-- START OF Supplied material --

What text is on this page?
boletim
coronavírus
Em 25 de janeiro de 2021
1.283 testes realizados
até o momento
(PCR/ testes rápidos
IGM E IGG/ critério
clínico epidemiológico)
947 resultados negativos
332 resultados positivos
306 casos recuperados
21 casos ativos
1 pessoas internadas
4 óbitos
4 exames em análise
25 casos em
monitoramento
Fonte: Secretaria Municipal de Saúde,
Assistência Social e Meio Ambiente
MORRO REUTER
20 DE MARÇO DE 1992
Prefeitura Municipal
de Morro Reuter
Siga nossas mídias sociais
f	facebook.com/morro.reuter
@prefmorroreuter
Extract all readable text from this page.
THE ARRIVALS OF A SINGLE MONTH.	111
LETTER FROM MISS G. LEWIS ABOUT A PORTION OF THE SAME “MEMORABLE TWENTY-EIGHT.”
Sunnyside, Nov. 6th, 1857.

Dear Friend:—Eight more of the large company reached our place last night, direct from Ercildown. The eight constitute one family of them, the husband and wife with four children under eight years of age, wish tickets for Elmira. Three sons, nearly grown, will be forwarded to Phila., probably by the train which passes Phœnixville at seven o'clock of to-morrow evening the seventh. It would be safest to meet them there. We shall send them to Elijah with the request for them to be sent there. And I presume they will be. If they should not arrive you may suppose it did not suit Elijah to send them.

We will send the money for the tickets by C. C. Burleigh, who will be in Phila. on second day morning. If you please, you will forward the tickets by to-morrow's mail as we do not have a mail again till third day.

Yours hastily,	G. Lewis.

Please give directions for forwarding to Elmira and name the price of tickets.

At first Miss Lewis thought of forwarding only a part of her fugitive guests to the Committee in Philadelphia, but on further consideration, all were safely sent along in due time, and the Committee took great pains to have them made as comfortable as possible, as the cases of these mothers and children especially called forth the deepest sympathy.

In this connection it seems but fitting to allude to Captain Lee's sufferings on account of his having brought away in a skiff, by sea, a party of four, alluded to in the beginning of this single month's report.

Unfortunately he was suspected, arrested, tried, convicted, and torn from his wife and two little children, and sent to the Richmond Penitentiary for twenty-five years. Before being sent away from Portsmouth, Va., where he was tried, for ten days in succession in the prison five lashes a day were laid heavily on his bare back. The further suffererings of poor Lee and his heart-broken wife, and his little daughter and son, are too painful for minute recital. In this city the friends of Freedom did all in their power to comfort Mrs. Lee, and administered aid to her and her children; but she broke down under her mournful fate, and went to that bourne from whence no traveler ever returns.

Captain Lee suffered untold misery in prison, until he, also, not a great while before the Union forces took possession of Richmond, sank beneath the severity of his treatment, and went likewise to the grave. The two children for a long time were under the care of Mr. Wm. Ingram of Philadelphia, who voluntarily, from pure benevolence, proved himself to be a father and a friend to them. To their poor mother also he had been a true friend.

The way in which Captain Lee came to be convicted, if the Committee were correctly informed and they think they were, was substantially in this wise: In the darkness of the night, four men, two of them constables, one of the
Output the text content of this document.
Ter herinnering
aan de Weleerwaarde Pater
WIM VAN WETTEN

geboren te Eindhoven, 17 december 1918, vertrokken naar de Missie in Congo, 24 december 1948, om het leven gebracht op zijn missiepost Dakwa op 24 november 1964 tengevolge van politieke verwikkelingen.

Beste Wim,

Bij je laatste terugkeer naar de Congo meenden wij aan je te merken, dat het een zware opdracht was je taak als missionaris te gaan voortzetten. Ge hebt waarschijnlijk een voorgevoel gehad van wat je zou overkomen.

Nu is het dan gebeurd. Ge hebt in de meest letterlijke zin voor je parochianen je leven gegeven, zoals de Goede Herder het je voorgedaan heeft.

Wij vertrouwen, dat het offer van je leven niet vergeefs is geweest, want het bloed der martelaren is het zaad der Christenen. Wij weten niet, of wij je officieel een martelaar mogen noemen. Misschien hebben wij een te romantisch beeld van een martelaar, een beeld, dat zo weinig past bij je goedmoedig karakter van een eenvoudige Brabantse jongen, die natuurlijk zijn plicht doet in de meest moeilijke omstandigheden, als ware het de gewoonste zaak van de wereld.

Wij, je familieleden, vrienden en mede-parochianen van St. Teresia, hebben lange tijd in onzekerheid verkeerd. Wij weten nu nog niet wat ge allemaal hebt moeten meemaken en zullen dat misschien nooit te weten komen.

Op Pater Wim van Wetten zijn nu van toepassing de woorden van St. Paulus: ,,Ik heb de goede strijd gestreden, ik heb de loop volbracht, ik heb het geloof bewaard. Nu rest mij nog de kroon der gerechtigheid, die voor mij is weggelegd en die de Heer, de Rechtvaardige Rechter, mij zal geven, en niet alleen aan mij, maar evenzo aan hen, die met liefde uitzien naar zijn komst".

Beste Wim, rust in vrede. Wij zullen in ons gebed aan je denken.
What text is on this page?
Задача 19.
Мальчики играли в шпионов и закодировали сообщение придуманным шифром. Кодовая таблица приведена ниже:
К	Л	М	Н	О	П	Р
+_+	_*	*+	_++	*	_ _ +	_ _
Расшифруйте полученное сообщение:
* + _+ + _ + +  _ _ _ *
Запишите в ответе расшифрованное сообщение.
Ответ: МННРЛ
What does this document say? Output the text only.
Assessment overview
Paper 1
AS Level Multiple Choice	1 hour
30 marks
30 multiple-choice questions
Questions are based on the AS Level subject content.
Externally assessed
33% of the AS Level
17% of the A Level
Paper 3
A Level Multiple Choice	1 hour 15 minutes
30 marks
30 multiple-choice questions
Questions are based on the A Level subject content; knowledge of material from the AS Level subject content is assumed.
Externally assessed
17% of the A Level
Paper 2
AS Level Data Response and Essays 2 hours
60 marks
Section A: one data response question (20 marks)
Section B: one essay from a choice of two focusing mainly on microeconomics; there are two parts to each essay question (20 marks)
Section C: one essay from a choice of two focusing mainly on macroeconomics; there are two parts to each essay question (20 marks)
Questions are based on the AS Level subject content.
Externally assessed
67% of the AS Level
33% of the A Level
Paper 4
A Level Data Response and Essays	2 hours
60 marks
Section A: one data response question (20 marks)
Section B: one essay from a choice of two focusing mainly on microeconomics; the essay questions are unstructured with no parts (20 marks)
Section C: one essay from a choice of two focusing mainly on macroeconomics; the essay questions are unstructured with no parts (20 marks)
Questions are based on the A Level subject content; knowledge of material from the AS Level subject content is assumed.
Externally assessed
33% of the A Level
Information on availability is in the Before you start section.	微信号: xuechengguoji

-- END OF Supplied material --

■ Problem to solve ■
Count the lines in the records above that hold the word "which", and give only that number.

■ Reply to the exercise ■
2